Start of Data extract
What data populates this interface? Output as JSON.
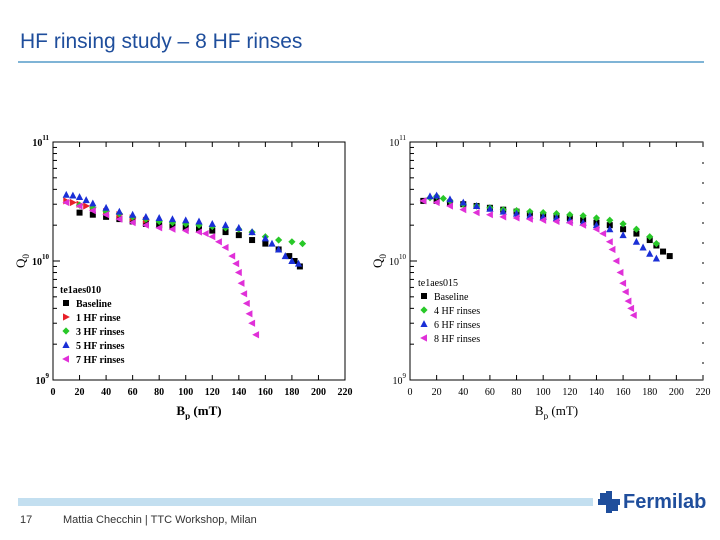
{
  "slide": {
    "title": "HF rinsing study – 8 HF rinses",
    "page_number": "17",
    "footer": "Mattia Checchin | TTC Workshop, Milan",
    "logo_text": "Fermilab",
    "logo_icon": "fermilab-logo-icon",
    "colors": {
      "title": "#1f4e9c",
      "rule": "#7fb4d6",
      "footer_bar": "#c3dff0"
    }
  },
  "chart_data": [
    {
      "type": "scatter",
      "title": "",
      "xlabel": "B",
      "xlabel_sub": "p",
      "xlabel_unit": "(mT)",
      "ylabel": "Q",
      "ylabel_sub": "0",
      "xlim": [
        0,
        220
      ],
      "ylim_log10": [
        9,
        11
      ],
      "x_ticks": [
        "0",
        "20",
        "40",
        "60",
        "80",
        "100",
        "120",
        "140",
        "160",
        "180",
        "200",
        "220"
      ],
      "y_ticks": [
        "10",
        "10",
        "10"
      ],
      "y_tick_exponents": [
        "9",
        "10",
        "11"
      ],
      "log_scale_y": true,
      "grid": false,
      "legend": {
        "title": "te1aes010",
        "placement": "bottom-left"
      },
      "series": [
        {
          "name": "Baseline",
          "marker": "square",
          "color": "#000000",
          "x": [
            20,
            30,
            40,
            50,
            60,
            70,
            80,
            90,
            100,
            110,
            120,
            130,
            140,
            150,
            160,
            170,
            178,
            182,
            186
          ],
          "y": [
            25500000000.0,
            24500000000.0,
            23500000000.0,
            22500000000.0,
            21500000000.0,
            20500000000.0,
            20000000000.0,
            19500000000.0,
            19000000000.0,
            18500000000.0,
            18000000000.0,
            17500000000.0,
            16500000000.0,
            15000000000.0,
            14000000000.0,
            12500000000.0,
            11000000000.0,
            10000000000.0,
            9000000000.0
          ]
        },
        {
          "name": "1 HF rinse",
          "marker": "triangle-right",
          "color": "#e8202a",
          "x": [
            10,
            15,
            20,
            25,
            30,
            40,
            50,
            60,
            70
          ],
          "y": [
            32000000000.0,
            31000000000.0,
            30000000000.0,
            29000000000.0,
            28000000000.0,
            26000000000.0,
            24500000000.0,
            23000000000.0,
            22000000000.0
          ]
        },
        {
          "name": "3 HF rinses",
          "marker": "diamond",
          "color": "#28c828",
          "x": [
            20,
            30,
            40,
            50,
            60,
            70,
            80,
            90,
            100,
            110,
            120,
            130,
            140,
            150,
            160,
            170,
            180,
            188
          ],
          "y": [
            29500000000.0,
            28000000000.0,
            26000000000.0,
            25000000000.0,
            23500000000.0,
            22500000000.0,
            21500000000.0,
            21000000000.0,
            20500000000.0,
            20000000000.0,
            19500000000.0,
            19000000000.0,
            18500000000.0,
            17500000000.0,
            16000000000.0,
            15000000000.0,
            14500000000.0,
            14000000000.0
          ]
        },
        {
          "name": "5 HF rinses",
          "marker": "triangle-up",
          "color": "#1a2fd6",
          "x": [
            10,
            15,
            20,
            25,
            30,
            40,
            50,
            60,
            70,
            80,
            90,
            100,
            110,
            120,
            130,
            140,
            150,
            160,
            165,
            170,
            175,
            180,
            185
          ],
          "y": [
            36000000000.0,
            35500000000.0,
            34500000000.0,
            32500000000.0,
            30500000000.0,
            28000000000.0,
            26000000000.0,
            24500000000.0,
            23500000000.0,
            23000000000.0,
            22500000000.0,
            22000000000.0,
            21500000000.0,
            20500000000.0,
            20000000000.0,
            19000000000.0,
            17500000000.0,
            15500000000.0,
            14000000000.0,
            12500000000.0,
            11000000000.0,
            10000000000.0,
            9500000000.0
          ]
        },
        {
          "name": "7 HF rinses",
          "marker": "triangle-left",
          "color": "#e030d8",
          "x": [
            10,
            20,
            30,
            40,
            50,
            60,
            70,
            80,
            90,
            100,
            110,
            115,
            120,
            125,
            130,
            135,
            138,
            140,
            142,
            144,
            146,
            148,
            150,
            153
          ],
          "y": [
            31000000000.0,
            29000000000.0,
            26500000000.0,
            24500000000.0,
            22500000000.0,
            21000000000.0,
            20000000000.0,
            19000000000.0,
            18500000000.0,
            18000000000.0,
            17500000000.0,
            17000000000.0,
            16000000000.0,
            14500000000.0,
            13000000000.0,
            11000000000.0,
            9500000000.0,
            8000000000.0,
            6500000000.0,
            5300000000.0,
            4400000000.0,
            3600000000.0,
            3000000000.0,
            2400000000.0
          ]
        }
      ]
    },
    {
      "type": "scatter",
      "title": "",
      "xlabel": "B",
      "xlabel_sub": "p",
      "xlabel_unit": "(mT)",
      "ylabel": "Q",
      "ylabel_sub": "0",
      "xlim": [
        0,
        220
      ],
      "ylim_log10": [
        9,
        11
      ],
      "x_ticks": [
        "0",
        "20",
        "40",
        "60",
        "80",
        "100",
        "120",
        "140",
        "160",
        "180",
        "200",
        "220"
      ],
      "y_ticks": [
        "10",
        "10",
        "10"
      ],
      "y_tick_exponents": [
        "9",
        "10",
        "11"
      ],
      "log_scale_y": true,
      "grid": false,
      "legend": {
        "title": "te1aes015",
        "placement": "bottom-left"
      },
      "series": [
        {
          "name": "Baseline",
          "marker": "square",
          "color": "#000000",
          "x": [
            10,
            20,
            30,
            40,
            50,
            60,
            70,
            80,
            90,
            100,
            110,
            120,
            130,
            140,
            150,
            160,
            170,
            180,
            185,
            190,
            195
          ],
          "y": [
            32000000000.0,
            32000000000.0,
            31000000000.0,
            30000000000.0,
            29000000000.0,
            28000000000.0,
            27000000000.0,
            26000000000.0,
            25000000000.0,
            24000000000.0,
            23500000000.0,
            23000000000.0,
            22000000000.0,
            21000000000.0,
            20000000000.0,
            18500000000.0,
            17000000000.0,
            15000000000.0,
            13500000000.0,
            12000000000.0,
            11000000000.0
          ]
        },
        {
          "name": "4 HF rinses",
          "marker": "diamond",
          "color": "#28c828",
          "x": [
            15,
            20,
            25,
            30,
            40,
            50,
            60,
            70,
            80,
            90,
            100,
            110,
            120,
            130,
            140,
            150,
            160,
            170,
            180,
            185
          ],
          "y": [
            34000000000.0,
            35000000000.0,
            33500000000.0,
            32000000000.0,
            30000000000.0,
            29000000000.0,
            28000000000.0,
            27000000000.0,
            26500000000.0,
            26000000000.0,
            25500000000.0,
            25000000000.0,
            24500000000.0,
            24000000000.0,
            23000000000.0,
            22000000000.0,
            20500000000.0,
            18500000000.0,
            16000000000.0,
            14000000000.0
          ]
        },
        {
          "name": "6 HF rinses",
          "marker": "triangle-up",
          "color": "#1a2fd6",
          "x": [
            15,
            20,
            30,
            40,
            50,
            60,
            70,
            80,
            90,
            100,
            110,
            120,
            130,
            140,
            150,
            160,
            170,
            175,
            180,
            185
          ],
          "y": [
            35000000000.0,
            35500000000.0,
            33000000000.0,
            31000000000.0,
            29000000000.0,
            27500000000.0,
            26000000000.0,
            25000000000.0,
            24000000000.0,
            23500000000.0,
            23000000000.0,
            22000000000.0,
            21000000000.0,
            20000000000.0,
            18500000000.0,
            16500000000.0,
            14500000000.0,
            13000000000.0,
            11500000000.0,
            10500000000.0
          ]
        },
        {
          "name": "8 HF rinses",
          "marker": "triangle-left",
          "color": "#e030d8",
          "x": [
            10,
            20,
            30,
            40,
            50,
            60,
            70,
            80,
            90,
            100,
            110,
            120,
            130,
            140,
            145,
            150,
            152,
            155,
            158,
            160,
            162,
            164,
            166,
            168
          ],
          "y": [
            32000000000.0,
            31000000000.0,
            29000000000.0,
            27000000000.0,
            25500000000.0,
            24500000000.0,
            23500000000.0,
            23000000000.0,
            22500000000.0,
            22000000000.0,
            21500000000.0,
            21000000000.0,
            20000000000.0,
            18500000000.0,
            17000000000.0,
            14500000000.0,
            12500000000.0,
            10000000000.0,
            8000000000.0,
            6500000000.0,
            5500000000.0,
            4600000000.0,
            4000000000.0,
            3500000000.0
          ]
        }
      ]
    }
  ]
}
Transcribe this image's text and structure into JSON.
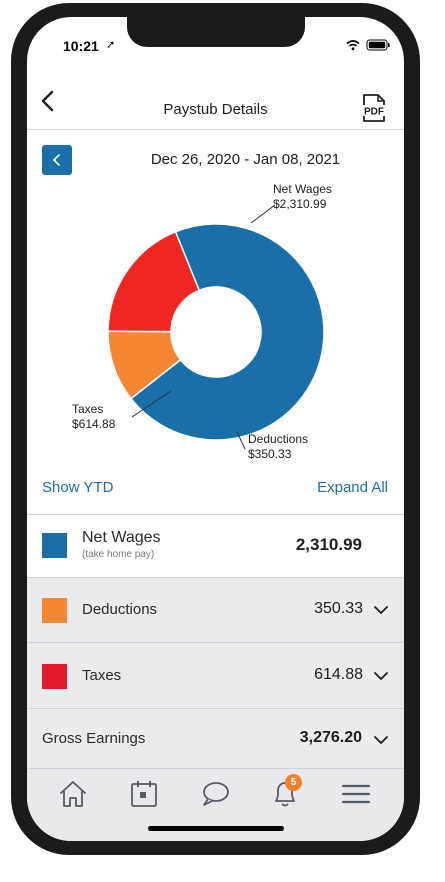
{
  "status_bar": {
    "time": "10:21",
    "location_glyph": "➚"
  },
  "header": {
    "title": "Paystub Details",
    "pdf_label": "PDF"
  },
  "pay_period": {
    "range": "Dec 26, 2020 - Jan 08, 2021"
  },
  "chart_data": {
    "type": "pie",
    "donut": true,
    "labels": [
      "Net Wages",
      "Deductions",
      "Taxes"
    ],
    "values": [
      2310.99,
      350.33,
      614.88
    ],
    "value_labels": [
      "$2,310.99",
      "$350.33",
      "$614.88"
    ],
    "colors": [
      "#1a6fa8",
      "#f58634",
      "#ee2722"
    ]
  },
  "links": {
    "show_ytd": "Show YTD",
    "expand_all": "Expand All"
  },
  "summary": {
    "net_wages": {
      "label": "Net Wages",
      "sub": "(take home pay)",
      "value": "2,310.99",
      "color": "#1a6fa8"
    },
    "deductions": {
      "label": "Deductions",
      "value": "350.33",
      "color": "#f58634"
    },
    "taxes": {
      "label": "Taxes",
      "value": "614.88",
      "color": "#e11b2b"
    },
    "gross": {
      "label": "Gross Earnings",
      "value": "3,276.20"
    }
  },
  "tab_bar": {
    "icons": [
      "home-icon",
      "calendar-icon",
      "chat-icon",
      "bell-icon",
      "menu-icon"
    ],
    "notification_count": "5"
  }
}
End of Data extract
- [Aim]
Go through the records line by line and count those containing the string "title". Give only the total.

- [The answer]
7